◆ TASK BRIEF:
Repeat exactly the lines from the line containing "What text is on this page?" through the last line of the records below, inclusive, and nothing else.

◇ ◇ ◇

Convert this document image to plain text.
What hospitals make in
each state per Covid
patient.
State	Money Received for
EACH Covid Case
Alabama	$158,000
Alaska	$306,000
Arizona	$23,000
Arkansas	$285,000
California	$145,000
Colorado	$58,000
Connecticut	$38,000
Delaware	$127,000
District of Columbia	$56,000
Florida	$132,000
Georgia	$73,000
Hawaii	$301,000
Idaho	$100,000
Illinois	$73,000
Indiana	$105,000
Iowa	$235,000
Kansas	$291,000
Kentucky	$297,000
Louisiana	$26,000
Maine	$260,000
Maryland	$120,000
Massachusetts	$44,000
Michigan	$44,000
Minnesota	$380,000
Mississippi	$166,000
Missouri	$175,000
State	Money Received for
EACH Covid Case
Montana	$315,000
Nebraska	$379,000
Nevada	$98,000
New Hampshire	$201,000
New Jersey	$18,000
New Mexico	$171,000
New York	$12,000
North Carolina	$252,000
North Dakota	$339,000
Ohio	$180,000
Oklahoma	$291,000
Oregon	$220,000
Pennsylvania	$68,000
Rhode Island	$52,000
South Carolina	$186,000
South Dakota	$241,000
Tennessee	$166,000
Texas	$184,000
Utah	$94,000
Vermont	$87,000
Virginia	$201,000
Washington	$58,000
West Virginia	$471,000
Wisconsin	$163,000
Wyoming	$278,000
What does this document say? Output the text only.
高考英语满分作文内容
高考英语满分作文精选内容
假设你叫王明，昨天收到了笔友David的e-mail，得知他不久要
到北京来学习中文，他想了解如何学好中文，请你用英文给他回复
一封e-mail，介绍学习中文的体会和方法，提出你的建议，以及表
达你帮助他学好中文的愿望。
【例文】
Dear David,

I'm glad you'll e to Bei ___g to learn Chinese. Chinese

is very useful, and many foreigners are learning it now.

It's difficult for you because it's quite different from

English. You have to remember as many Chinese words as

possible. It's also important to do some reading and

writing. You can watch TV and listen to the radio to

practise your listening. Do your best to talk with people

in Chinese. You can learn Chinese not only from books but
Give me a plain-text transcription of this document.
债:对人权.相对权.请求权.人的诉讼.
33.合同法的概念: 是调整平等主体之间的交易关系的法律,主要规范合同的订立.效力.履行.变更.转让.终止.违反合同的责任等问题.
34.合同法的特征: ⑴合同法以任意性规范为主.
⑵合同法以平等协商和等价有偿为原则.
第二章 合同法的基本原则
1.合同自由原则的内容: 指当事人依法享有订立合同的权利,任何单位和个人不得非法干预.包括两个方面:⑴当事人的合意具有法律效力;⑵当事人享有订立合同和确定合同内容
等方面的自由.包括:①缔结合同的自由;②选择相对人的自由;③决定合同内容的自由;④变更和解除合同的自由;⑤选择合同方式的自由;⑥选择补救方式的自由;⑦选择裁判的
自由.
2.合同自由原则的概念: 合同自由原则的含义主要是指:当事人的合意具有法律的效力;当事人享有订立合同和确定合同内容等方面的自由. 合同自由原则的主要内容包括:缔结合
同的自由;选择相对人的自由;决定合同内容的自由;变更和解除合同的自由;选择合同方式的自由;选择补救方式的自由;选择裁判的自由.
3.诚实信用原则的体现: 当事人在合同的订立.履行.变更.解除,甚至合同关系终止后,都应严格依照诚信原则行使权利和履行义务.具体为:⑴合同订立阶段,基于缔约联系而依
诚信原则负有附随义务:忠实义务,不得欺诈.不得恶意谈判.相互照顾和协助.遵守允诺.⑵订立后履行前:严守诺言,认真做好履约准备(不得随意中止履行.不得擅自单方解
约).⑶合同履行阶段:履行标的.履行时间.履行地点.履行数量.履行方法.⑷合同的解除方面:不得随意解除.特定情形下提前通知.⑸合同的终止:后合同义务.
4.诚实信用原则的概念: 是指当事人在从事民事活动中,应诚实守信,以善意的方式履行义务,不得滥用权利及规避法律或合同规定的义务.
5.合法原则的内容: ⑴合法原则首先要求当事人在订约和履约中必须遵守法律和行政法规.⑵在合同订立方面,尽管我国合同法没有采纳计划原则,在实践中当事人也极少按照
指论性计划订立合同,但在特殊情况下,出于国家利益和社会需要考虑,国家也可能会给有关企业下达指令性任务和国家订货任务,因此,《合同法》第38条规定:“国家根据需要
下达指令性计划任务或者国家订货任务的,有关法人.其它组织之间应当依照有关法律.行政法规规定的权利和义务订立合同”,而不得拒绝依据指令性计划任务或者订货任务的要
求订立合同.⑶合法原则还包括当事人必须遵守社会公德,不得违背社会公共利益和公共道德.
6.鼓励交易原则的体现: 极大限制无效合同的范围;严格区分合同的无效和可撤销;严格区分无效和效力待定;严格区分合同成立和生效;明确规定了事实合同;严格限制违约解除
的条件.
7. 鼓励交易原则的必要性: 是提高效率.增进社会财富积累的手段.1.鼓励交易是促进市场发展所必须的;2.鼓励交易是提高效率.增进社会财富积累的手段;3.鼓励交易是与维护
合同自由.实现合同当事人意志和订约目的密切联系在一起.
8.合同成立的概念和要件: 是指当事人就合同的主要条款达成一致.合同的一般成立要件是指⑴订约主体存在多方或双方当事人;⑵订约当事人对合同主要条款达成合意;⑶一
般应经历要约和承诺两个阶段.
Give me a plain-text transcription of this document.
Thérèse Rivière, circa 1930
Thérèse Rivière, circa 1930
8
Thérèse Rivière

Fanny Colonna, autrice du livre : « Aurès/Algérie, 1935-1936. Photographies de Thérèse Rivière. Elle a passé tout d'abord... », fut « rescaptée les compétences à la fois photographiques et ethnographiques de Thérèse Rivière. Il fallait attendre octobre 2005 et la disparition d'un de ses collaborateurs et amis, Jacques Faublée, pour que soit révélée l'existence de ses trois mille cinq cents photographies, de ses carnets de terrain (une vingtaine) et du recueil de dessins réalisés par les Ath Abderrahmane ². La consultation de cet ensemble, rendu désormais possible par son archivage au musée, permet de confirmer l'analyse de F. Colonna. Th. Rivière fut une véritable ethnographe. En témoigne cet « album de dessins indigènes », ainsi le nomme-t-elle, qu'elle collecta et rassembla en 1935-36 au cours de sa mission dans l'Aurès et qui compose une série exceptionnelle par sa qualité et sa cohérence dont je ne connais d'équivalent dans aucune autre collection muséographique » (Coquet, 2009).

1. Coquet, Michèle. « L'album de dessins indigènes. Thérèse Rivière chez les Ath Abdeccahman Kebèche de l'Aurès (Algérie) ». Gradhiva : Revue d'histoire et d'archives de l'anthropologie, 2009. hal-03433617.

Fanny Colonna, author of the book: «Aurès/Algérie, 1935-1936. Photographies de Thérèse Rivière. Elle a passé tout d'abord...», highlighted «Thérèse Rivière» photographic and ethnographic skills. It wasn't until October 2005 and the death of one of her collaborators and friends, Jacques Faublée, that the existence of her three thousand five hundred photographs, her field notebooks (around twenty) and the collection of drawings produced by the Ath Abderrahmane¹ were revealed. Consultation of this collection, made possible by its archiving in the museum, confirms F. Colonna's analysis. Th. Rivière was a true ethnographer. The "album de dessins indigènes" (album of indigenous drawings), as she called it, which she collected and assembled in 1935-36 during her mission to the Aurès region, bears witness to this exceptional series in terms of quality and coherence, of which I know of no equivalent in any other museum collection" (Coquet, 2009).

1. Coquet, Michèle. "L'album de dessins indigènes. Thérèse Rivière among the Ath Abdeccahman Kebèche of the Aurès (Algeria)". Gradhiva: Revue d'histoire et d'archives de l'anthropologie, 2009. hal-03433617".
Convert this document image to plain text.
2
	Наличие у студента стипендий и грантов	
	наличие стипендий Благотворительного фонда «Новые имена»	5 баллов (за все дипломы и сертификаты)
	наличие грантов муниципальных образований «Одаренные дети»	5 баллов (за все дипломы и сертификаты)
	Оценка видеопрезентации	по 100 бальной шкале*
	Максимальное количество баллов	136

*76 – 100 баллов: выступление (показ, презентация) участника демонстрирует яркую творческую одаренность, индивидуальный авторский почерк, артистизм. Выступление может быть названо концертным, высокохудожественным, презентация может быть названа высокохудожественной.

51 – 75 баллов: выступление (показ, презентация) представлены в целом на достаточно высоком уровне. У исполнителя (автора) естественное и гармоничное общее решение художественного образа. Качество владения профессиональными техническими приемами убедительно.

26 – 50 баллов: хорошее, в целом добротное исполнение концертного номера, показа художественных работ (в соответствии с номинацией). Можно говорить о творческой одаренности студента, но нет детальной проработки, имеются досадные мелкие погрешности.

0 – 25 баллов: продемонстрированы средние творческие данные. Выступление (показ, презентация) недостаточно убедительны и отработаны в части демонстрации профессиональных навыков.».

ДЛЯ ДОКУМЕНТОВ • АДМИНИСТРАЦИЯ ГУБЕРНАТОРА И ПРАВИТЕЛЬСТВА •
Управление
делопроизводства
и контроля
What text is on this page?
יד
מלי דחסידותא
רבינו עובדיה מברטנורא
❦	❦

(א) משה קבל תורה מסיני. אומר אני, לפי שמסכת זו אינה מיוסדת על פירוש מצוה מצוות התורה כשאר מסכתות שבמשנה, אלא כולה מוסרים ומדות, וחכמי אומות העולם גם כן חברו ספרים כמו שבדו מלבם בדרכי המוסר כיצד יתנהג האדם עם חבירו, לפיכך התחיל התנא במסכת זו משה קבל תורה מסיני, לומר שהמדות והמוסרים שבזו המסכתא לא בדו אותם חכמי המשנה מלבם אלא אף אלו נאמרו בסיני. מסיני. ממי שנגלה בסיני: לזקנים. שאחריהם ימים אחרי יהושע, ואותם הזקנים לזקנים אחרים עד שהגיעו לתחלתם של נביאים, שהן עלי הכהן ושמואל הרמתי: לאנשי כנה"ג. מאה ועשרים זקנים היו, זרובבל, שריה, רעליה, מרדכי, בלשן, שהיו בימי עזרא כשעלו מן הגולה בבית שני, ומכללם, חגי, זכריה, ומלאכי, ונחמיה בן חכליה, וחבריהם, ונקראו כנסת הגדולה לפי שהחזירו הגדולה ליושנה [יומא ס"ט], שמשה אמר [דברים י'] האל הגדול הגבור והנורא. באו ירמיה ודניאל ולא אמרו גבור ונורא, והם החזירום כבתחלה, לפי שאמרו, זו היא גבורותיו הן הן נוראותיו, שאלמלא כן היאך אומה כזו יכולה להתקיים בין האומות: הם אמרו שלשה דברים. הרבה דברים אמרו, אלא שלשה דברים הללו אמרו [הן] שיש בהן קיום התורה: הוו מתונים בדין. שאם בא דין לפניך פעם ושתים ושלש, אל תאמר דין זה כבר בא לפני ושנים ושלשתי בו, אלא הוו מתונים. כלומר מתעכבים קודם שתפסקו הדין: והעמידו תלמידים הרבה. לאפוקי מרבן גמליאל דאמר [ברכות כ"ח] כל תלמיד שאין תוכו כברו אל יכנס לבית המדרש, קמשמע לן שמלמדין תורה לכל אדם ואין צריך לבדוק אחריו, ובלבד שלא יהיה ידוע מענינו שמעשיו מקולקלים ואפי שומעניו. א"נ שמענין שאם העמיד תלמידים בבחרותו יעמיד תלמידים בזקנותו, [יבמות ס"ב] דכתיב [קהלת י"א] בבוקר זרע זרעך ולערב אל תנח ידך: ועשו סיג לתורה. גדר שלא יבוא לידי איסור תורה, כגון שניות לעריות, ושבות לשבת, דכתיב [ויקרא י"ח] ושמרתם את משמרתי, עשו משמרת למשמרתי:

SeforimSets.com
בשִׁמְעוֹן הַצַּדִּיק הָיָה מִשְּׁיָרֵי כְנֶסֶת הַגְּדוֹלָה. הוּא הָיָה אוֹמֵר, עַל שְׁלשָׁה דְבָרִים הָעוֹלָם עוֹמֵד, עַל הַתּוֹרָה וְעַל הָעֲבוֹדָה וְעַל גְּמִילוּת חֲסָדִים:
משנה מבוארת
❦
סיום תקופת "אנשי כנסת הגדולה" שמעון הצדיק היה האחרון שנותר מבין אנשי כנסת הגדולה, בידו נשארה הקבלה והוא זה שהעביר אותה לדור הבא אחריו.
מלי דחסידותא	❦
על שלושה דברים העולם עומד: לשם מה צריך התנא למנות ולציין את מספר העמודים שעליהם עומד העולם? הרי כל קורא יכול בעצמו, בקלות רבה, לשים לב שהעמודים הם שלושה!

◇ ◇ ◇

◆ WRITTEN ANSWER:
What text is on this page?
יד
מלי דחסידותא
רבינו עובדיה מברטנורא
❦	❦

(א) משה קבל תורה מסיני. אומר אני, לפי שמסכת זו אינה מיוסדת על פירוש מצוה מצוות התורה כשאר מסכתות שבמשנה, אלא כולה מוסרים ומדות, וחכמי אומות העולם גם כן חברו ספרים כמו שבדו מלבם בדרכי המוסר כיצד יתנהג האדם עם חבירו, לפיכך התחיל התנא במסכת זו משה קבל תורה מסיני, לומר שהמדות והמוסרים שבזו המסכתא לא בדו אותם חכמי המשנה מלבם אלא אף אלו נאמרו בסיני. מסיני. ממי שנגלה בסיני: לזקנים. שאחריהם ימים אחרי יהושע, ואותם הזקנים לזקנים אחרים עד שהגיעו לתחלתם של נביאים, שהן עלי הכהן ושמואל הרמתי: לאנשי כנה"ג. מאה ועשרים זקנים היו, זרובבל, שריה, רעליה, מרדכי, בלשן, שהיו בימי עזרא כשעלו מן הגולה בבית שני, ומכללם, חגי, זכריה, ומלאכי, ונחמיה בן חכליה, וחבריהם, ונקראו כנסת הגדולה לפי שהחזירו הגדולה ליושנה [יומא ס"ט], שמשה אמר [דברים י'] האל הגדול הגבור והנורא. באו ירמיה ודניאל ולא אמרו גבור ונורא, והם החזירום כבתחלה, לפי שאמרו, זו היא גבורותיו הן הן נוראותיו, שאלמלא כן היאך אומה כזו יכולה להתקיים בין האומות: הם אמרו שלשה דברים. הרבה דברים אמרו, אלא שלשה דברים הללו אמרו [הן] שיש בהן קיום התורה: הוו מתונים בדין. שאם בא דין לפניך פעם ושתים ושלש, אל תאמר דין זה כבר בא לפני ושנים ושלשתי בו, אלא הוו מתונים. כלומר מתעכבים קודם שתפסקו הדין: והעמידו תלמידים הרבה. לאפוקי מרבן גמליאל דאמר [ברכות כ"ח] כל תלמיד שאין תוכו כברו אל יכנס לבית המדרש, קמשמע לן שמלמדין תורה לכל אדם ואין צריך לבדוק אחריו, ובלבד שלא יהיה ידוע מענינו שמעשיו מקולקלים ואפי שומעניו. א"נ שמענין שאם העמיד תלמידים בבחרותו יעמיד תלמידים בזקנותו, [יבמות ס"ב] דכתיב [קהלת י"א] בבוקר זרע זרעך ולערב אל תנח ידך: ועשו סיג לתורה. גדר שלא יבוא לידי איסור תורה, כגון שניות לעריות, ושבות לשבת, דכתיב [ויקרא י"ח] ושמרתם את משמרתי, עשו משמרת למשמרתי:

SeforimSets.com
בשִׁמְעוֹן הַצַּדִּיק הָיָה מִשְּׁיָרֵי כְנֶסֶת הַגְּדוֹלָה. הוּא הָיָה אוֹמֵר, עַל שְׁלשָׁה דְבָרִים הָעוֹלָם עוֹמֵד, עַל הַתּוֹרָה וְעַל הָעֲבוֹדָה וְעַל גְּמִילוּת חֲסָדִים:
משנה מבוארת
❦
סיום תקופת "אנשי כנסת הגדולה" שמעון הצדיק היה האחרון שנותר מבין אנשי כנסת הגדולה, בידו נשארה הקבלה והוא זה שהעביר אותה לדור הבא אחריו.
מלי דחסידותא	❦
על שלושה דברים העולם עומד: לשם מה צריך התנא למנות ולציין את מספר העמודים שעליהם עומד העולם? הרי כל קורא יכול בעצמו, בקלות רבה, לשים לב שהעמודים הם שלושה!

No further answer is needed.